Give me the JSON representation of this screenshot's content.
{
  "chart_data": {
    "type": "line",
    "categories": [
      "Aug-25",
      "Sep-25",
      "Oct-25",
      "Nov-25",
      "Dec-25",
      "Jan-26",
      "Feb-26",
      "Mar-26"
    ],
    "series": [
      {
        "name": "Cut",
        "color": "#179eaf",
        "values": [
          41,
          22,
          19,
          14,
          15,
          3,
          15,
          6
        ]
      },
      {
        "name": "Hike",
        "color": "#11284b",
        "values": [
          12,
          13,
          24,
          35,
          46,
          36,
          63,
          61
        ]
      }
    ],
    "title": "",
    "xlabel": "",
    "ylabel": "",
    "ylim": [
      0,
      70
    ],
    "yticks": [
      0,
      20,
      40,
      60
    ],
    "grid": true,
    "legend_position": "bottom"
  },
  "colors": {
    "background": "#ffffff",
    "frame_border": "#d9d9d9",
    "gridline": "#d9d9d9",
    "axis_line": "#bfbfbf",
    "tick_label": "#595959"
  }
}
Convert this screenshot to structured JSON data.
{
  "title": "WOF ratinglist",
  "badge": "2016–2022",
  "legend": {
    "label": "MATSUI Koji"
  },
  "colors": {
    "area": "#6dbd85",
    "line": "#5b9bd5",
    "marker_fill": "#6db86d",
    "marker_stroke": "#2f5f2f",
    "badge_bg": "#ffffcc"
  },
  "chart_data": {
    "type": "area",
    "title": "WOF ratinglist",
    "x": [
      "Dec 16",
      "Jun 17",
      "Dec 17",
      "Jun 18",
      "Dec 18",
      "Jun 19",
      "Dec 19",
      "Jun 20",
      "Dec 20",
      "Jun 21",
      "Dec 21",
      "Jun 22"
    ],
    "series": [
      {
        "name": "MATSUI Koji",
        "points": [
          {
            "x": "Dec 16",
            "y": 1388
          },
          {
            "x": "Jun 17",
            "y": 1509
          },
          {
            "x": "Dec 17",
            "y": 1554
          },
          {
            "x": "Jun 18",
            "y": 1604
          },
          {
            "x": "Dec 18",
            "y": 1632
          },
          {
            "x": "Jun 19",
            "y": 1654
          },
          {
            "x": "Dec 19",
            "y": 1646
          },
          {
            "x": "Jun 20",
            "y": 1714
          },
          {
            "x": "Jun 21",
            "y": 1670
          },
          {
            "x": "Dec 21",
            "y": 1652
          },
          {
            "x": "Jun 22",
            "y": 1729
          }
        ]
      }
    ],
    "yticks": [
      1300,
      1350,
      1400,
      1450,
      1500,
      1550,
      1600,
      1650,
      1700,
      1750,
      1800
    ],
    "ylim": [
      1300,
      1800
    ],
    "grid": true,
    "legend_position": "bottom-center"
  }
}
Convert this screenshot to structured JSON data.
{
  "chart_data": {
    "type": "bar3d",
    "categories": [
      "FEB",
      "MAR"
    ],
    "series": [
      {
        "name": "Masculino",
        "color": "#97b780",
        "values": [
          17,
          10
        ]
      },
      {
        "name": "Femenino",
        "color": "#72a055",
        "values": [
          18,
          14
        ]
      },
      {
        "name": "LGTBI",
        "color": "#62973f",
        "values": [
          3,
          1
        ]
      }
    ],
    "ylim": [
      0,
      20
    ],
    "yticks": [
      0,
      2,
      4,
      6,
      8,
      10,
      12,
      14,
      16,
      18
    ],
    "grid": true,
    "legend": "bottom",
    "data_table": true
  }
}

--

| Set task |
Transcribe all the entries, keeping each one exactly as it is.

| The reply |
Give me the JSON representation of this screenshot's content.
{
  "chart_data": {
    "type": "line",
    "categories": [
      "Aug-25",
      "Sep-25",
      "Oct-25",
      "Nov-25",
      "Dec-25",
      "Jan-26",
      "Feb-26",
      "Mar-26"
    ],
    "series": [
      {
        "name": "Cut",
        "color": "#179eaf",
        "values": [
          41,
          22,
          19,
          14,
          15,
          3,
          15,
          6
        ]
      },
      {
        "name": "Hike",
        "color": "#11284b",
        "values": [
          12,
          13,
          24,
          35,
          46,
          36,
          63,
          61
        ]
      }
    ],
    "title": "",
    "xlabel": "",
    "ylabel": "",
    "ylim": [
      0,
      70
    ],
    "yticks": [
      0,
      20,
      40,
      60
    ],
    "grid": true,
    "legend_position": "bottom"
  },
  "colors": {
    "background": "#ffffff",
    "frame_border": "#d9d9d9",
    "gridline": "#d9d9d9",
    "axis_line": "#bfbfbf",
    "tick_label": "#595959"
  }
}
Convert this screenshot to structured JSON data.
{
  "title": "WOF ratinglist",
  "badge": "2016–2022",
  "legend": {
    "label": "MATSUI Koji"
  },
  "colors": {
    "area": "#6dbd85",
    "line": "#5b9bd5",
    "marker_fill": "#6db86d",
    "marker_stroke": "#2f5f2f",
    "badge_bg": "#ffffcc"
  },
  "chart_data": {
    "type": "area",
    "title": "WOF ratinglist",
    "x": [
      "Dec 16",
      "Jun 17",
      "Dec 17",
      "Jun 18",
      "Dec 18",
      "Jun 19",
      "Dec 19",
      "Jun 20",
      "Dec 20",
      "Jun 21",
      "Dec 21",
      "Jun 22"
    ],
    "series": [
      {
        "name": "MATSUI Koji",
        "points": [
          {
            "x": "Dec 16",
            "y": 1388
          },
          {
            "x": "Jun 17",
            "y": 1509
          },
          {
            "x": "Dec 17",
            "y": 1554
          },
          {
            "x": "Jun 18",
            "y": 1604
          },
          {
            "x": "Dec 18",
            "y": 1632
          },
          {
            "x": "Jun 19",
            "y": 1654
          },
          {
            "x": "Dec 19",
            "y": 1646
          },
          {
            "x": "Jun 20",
            "y": 1714
          },
          {
            "x": "Jun 21",
            "y": 1670
          },
          {
            "x": "Dec 21",
            "y": 1652
          },
          {
            "x": "Jun 22",
            "y": 1729
          }
        ]
      }
    ],
    "yticks": [
      1300,
      1350,
      1400,
      1450,
      1500,
      1550,
      1600,
      1650,
      1700,
      1750,
      1800
    ],
    "ylim": [
      1300,
      1800
    ],
    "grid": true,
    "legend_position": "bottom-center"
  }
}
Convert this screenshot to structured JSON data.
{
  "chart_data": {
    "type": "bar3d",
    "categories": [
      "FEB",
      "MAR"
    ],
    "series": [
      {
        "name": "Masculino",
        "color": "#97b780",
        "values": [
          17,
          10
        ]
      },
      {
        "name": "Femenino",
        "color": "#72a055",
        "values": [
          18,
          14
        ]
      },
      {
        "name": "LGTBI",
        "color": "#62973f",
        "values": [
          3,
          1
        ]
      }
    ],
    "ylim": [
      0,
      20
    ],
    "yticks": [
      0,
      2,
      4,
      6,
      8,
      10,
      12,
      14,
      16,
      18
    ],
    "grid": true,
    "legend": "bottom",
    "data_table": true
  }
}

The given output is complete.